Quote all of the entries word for word.

Data entries:
··········

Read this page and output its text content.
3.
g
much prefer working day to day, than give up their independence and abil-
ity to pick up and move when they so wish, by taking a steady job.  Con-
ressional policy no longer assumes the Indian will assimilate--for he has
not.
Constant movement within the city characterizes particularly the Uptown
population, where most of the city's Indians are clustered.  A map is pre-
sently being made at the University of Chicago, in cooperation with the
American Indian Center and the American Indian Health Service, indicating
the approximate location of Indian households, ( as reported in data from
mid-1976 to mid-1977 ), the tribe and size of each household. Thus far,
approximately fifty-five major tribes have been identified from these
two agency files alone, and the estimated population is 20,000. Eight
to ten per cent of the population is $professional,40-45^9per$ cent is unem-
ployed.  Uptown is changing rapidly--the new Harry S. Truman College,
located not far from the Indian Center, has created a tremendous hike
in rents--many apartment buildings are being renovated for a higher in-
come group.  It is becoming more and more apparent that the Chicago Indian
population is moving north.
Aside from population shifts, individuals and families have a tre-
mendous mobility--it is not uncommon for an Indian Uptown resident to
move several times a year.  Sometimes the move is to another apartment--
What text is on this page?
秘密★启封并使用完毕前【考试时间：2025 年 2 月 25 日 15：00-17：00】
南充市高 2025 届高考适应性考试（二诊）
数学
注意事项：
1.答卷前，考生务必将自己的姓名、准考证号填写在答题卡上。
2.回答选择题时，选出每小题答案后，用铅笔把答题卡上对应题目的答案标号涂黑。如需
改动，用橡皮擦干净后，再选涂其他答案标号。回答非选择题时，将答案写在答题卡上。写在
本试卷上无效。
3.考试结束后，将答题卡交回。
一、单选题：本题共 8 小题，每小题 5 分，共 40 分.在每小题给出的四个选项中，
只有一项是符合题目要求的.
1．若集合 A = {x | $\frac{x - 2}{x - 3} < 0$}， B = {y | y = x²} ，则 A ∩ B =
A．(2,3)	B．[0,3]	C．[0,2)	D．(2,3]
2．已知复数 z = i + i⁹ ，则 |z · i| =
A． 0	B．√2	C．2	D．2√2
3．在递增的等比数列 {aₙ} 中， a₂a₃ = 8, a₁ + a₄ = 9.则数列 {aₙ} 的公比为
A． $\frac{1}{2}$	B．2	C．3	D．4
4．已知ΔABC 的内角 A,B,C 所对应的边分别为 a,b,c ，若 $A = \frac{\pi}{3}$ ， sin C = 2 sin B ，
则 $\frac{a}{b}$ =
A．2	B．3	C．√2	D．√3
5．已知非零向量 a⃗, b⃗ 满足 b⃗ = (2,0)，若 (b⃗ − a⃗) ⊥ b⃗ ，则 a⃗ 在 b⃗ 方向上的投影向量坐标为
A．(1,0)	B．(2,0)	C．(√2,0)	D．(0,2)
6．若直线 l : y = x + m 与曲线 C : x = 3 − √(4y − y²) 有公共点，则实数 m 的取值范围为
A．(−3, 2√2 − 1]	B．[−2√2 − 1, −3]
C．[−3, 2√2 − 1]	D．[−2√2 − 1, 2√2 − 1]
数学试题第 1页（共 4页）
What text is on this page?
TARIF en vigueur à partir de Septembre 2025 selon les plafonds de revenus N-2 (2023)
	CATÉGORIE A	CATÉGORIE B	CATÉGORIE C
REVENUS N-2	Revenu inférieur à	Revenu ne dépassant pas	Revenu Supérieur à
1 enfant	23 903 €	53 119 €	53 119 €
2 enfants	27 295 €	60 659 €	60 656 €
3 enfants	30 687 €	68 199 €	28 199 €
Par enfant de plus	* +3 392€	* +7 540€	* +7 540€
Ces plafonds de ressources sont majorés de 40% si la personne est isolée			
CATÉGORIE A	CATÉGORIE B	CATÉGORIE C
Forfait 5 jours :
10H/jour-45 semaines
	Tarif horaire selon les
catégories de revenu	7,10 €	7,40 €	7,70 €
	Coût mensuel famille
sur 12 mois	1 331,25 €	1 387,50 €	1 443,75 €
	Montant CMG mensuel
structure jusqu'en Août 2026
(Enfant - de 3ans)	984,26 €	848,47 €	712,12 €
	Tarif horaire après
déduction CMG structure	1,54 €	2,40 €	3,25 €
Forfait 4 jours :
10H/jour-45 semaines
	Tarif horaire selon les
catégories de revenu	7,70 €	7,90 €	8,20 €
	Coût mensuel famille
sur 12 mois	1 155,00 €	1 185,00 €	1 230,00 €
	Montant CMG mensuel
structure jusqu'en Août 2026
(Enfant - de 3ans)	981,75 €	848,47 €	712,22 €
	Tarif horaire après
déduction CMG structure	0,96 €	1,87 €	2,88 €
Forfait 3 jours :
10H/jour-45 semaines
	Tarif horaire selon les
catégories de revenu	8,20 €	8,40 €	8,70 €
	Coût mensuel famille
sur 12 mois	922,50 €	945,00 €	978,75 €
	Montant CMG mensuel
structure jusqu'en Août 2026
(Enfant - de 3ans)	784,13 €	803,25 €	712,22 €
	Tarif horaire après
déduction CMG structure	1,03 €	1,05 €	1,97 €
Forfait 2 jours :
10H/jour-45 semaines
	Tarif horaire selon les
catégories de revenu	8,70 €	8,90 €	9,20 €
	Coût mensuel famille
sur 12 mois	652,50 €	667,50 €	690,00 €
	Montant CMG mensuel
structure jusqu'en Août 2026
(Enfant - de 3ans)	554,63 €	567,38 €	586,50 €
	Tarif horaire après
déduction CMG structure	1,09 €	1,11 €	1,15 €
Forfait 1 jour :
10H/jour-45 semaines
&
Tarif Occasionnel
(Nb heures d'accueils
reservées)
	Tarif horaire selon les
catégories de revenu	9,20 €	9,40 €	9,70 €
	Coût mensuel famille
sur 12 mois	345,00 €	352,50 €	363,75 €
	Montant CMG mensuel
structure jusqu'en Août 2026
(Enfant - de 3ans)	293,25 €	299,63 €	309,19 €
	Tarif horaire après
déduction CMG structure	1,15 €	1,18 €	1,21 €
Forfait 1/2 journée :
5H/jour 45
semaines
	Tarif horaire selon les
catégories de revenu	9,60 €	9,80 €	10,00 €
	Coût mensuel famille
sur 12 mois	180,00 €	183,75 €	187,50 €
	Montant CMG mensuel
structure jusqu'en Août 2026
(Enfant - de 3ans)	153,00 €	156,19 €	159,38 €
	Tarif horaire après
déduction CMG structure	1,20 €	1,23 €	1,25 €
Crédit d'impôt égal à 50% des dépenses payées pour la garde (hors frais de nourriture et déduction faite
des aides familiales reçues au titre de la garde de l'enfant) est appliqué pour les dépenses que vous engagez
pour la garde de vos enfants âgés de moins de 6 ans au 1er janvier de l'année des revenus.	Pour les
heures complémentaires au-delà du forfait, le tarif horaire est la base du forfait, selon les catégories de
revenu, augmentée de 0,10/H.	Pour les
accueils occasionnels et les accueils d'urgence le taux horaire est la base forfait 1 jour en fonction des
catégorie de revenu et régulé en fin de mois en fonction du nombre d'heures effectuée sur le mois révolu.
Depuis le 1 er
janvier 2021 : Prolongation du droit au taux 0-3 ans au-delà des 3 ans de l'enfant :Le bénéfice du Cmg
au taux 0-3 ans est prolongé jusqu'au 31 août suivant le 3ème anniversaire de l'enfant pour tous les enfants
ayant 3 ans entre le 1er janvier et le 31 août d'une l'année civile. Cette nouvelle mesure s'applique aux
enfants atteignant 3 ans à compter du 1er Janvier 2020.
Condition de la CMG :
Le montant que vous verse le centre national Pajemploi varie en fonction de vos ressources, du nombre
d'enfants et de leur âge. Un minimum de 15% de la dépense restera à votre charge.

··········

**Reply to the task:**
Read this page and output its text content.
3.
g
much prefer working day to day, than give up their independence and abil-
ity to pick up and move when they so wish, by taking a steady job.  Con-
ressional policy no longer assumes the Indian will assimilate--for he has
not.
Constant movement within the city characterizes particularly the Uptown
population, where most of the city's Indians are clustered.  A map is pre-
sently being made at the University of Chicago, in cooperation with the
American Indian Center and the American Indian Health Service, indicating
the approximate location of Indian households, ( as reported in data from
mid-1976 to mid-1977 ), the tribe and size of each household. Thus far,
approximately fifty-five major tribes have been identified from these
two agency files alone, and the estimated population is 20,000. Eight
to ten per cent of the population is $professional,40-45^9per$ cent is unem-
ployed.  Uptown is changing rapidly--the new Harry S. Truman College,
located not far from the Indian Center, has created a tremendous hike
in rents--many apartment buildings are being renovated for a higher in-
come group.  It is becoming more and more apparent that the Chicago Indian
population is moving north.
Aside from population shifts, individuals and families have a tre-
mendous mobility--it is not uncommon for an Indian Uptown resident to
move several times a year.  Sometimes the move is to another apartment--
What text is on this page?
秘密★启封并使用完毕前【考试时间：2025 年 2 月 25 日 15：00-17：00】
南充市高 2025 届高考适应性考试（二诊）
数学
注意事项：
1.答卷前，考生务必将自己的姓名、准考证号填写在答题卡上。
2.回答选择题时，选出每小题答案后，用铅笔把答题卡上对应题目的答案标号涂黑。如需
改动，用橡皮擦干净后，再选涂其他答案标号。回答非选择题时，将答案写在答题卡上。写在
本试卷上无效。
3.考试结束后，将答题卡交回。
一、单选题：本题共 8 小题，每小题 5 分，共 40 分.在每小题给出的四个选项中，
只有一项是符合题目要求的.
1．若集合 A = {x | $\frac{x - 2}{x - 3} < 0$}， B = {y | y = x²} ，则 A ∩ B =
A．(2,3)	B．[0,3]	C．[0,2)	D．(2,3]
2．已知复数 z = i + i⁹ ，则 |z · i| =
A． 0	B．√2	C．2	D．2√2
3．在递增的等比数列 {aₙ} 中， a₂a₃ = 8, a₁ + a₄ = 9.则数列 {aₙ} 的公比为
A． $\frac{1}{2}$	B．2	C．3	D．4
4．已知ΔABC 的内角 A,B,C 所对应的边分别为 a,b,c ，若 $A = \frac{\pi}{3}$ ， sin C = 2 sin B ，
则 $\frac{a}{b}$ =
A．2	B．3	C．√2	D．√3
5．已知非零向量 a⃗, b⃗ 满足 b⃗ = (2,0)，若 (b⃗ − a⃗) ⊥ b⃗ ，则 a⃗ 在 b⃗ 方向上的投影向量坐标为
A．(1,0)	B．(2,0)	C．(√2,0)	D．(0,2)
6．若直线 l : y = x + m 与曲线 C : x = 3 − √(4y − y²) 有公共点，则实数 m 的取值范围为
A．(−3, 2√2 − 1]	B．[−2√2 − 1, −3]
C．[−3, 2√2 − 1]	D．[−2√2 − 1, 2√2 − 1]
数学试题第 1页（共 4页）
What text is on this page?
TARIF en vigueur à partir de Septembre 2025 selon les plafonds de revenus N-2 (2023)
	CATÉGORIE A	CATÉGORIE B	CATÉGORIE C
REVENUS N-2	Revenu inférieur à	Revenu ne dépassant pas	Revenu Supérieur à
1 enfant	23 903 €	53 119 €	53 119 €
2 enfants	27 295 €	60 659 €	60 656 €
3 enfants	30 687 €	68 199 €	28 199 €
Par enfant de plus	* +3 392€	* +7 540€	* +7 540€
Ces plafonds de ressources sont majorés de 40% si la personne est isolée			
CATÉGORIE A	CATÉGORIE B	CATÉGORIE C
Forfait 5 jours :
10H/jour-45 semaines
	Tarif horaire selon les
catégories de revenu	7,10 €	7,40 €	7,70 €
	Coût mensuel famille
sur 12 mois	1 331,25 €	1 387,50 €	1 443,75 €
	Montant CMG mensuel
structure jusqu'en Août 2026
(Enfant - de 3ans)	984,26 €	848,47 €	712,12 €
	Tarif horaire après
déduction CMG structure	1,54 €	2,40 €	3,25 €
Forfait 4 jours :
10H/jour-45 semaines
	Tarif horaire selon les
catégories de revenu	7,70 €	7,90 €	8,20 €
	Coût mensuel famille
sur 12 mois	1 155,00 €	1 185,00 €	1 230,00 €
	Montant CMG mensuel
structure jusqu'en Août 2026
(Enfant - de 3ans)	981,75 €	848,47 €	712,22 €
	Tarif horaire après
déduction CMG structure	0,96 €	1,87 €	2,88 €
Forfait 3 jours :
10H/jour-45 semaines
	Tarif horaire selon les
catégories de revenu	8,20 €	8,40 €	8,70 €
	Coût mensuel famille
sur 12 mois	922,50 €	945,00 €	978,75 €
	Montant CMG mensuel
structure jusqu'en Août 2026
(Enfant - de 3ans)	784,13 €	803,25 €	712,22 €
	Tarif horaire après
déduction CMG structure	1,03 €	1,05 €	1,97 €
Forfait 2 jours :
10H/jour-45 semaines
	Tarif horaire selon les
catégories de revenu	8,70 €	8,90 €	9,20 €
	Coût mensuel famille
sur 12 mois	652,50 €	667,50 €	690,00 €
	Montant CMG mensuel
structure jusqu'en Août 2026
(Enfant - de 3ans)	554,63 €	567,38 €	586,50 €
	Tarif horaire après
déduction CMG structure	1,09 €	1,11 €	1,15 €
Forfait 1 jour :
10H/jour-45 semaines
&
Tarif Occasionnel
(Nb heures d'accueils
reservées)
	Tarif horaire selon les
catégories de revenu	9,20 €	9,40 €	9,70 €
	Coût mensuel famille
sur 12 mois	345,00 €	352,50 €	363,75 €
	Montant CMG mensuel
structure jusqu'en Août 2026
(Enfant - de 3ans)	293,25 €	299,63 €	309,19 €
	Tarif horaire après
déduction CMG structure	1,15 €	1,18 €	1,21 €
Forfait 1/2 journée :
5H/jour 45
semaines
	Tarif horaire selon les
catégories de revenu	9,60 €	9,80 €	10,00 €
	Coût mensuel famille
sur 12 mois	180,00 €	183,75 €	187,50 €
	Montant CMG mensuel
structure jusqu'en Août 2026
(Enfant - de 3ans)	153,00 €	156,19 €	159,38 €
	Tarif horaire après
déduction CMG structure	1,20 €	1,23 €	1,25 €
Crédit d'impôt égal à 50% des dépenses payées pour la garde (hors frais de nourriture et déduction faite
des aides familiales reçues au titre de la garde de l'enfant) est appliqué pour les dépenses que vous engagez
pour la garde de vos enfants âgés de moins de 6 ans au 1er janvier de l'année des revenus.	Pour les
heures complémentaires au-delà du forfait, le tarif horaire est la base du forfait, selon les catégories de
revenu, augmentée de 0,10/H.	Pour les
accueils occasionnels et les accueils d'urgence le taux horaire est la base forfait 1 jour en fonction des
catégorie de revenu et régulé en fin de mois en fonction du nombre d'heures effectuée sur le mois révolu.
Depuis le 1 er
janvier 2021 : Prolongation du droit au taux 0-3 ans au-delà des 3 ans de l'enfant :Le bénéfice du Cmg
au taux 0-3 ans est prolongé jusqu'au 31 août suivant le 3ème anniversaire de l'enfant pour tous les enfants
ayant 3 ans entre le 1er janvier et le 31 août d'une l'année civile. Cette nouvelle mesure s'applique aux
enfants atteignant 3 ans à compter du 1er Janvier 2020.
Condition de la CMG :
Le montant que vous verse le centre national Pajemploi varie en fonction de vos ressources, du nombre
d'enfants et de leur âge. Un minimum de 15% de la dépense restera à votre charge.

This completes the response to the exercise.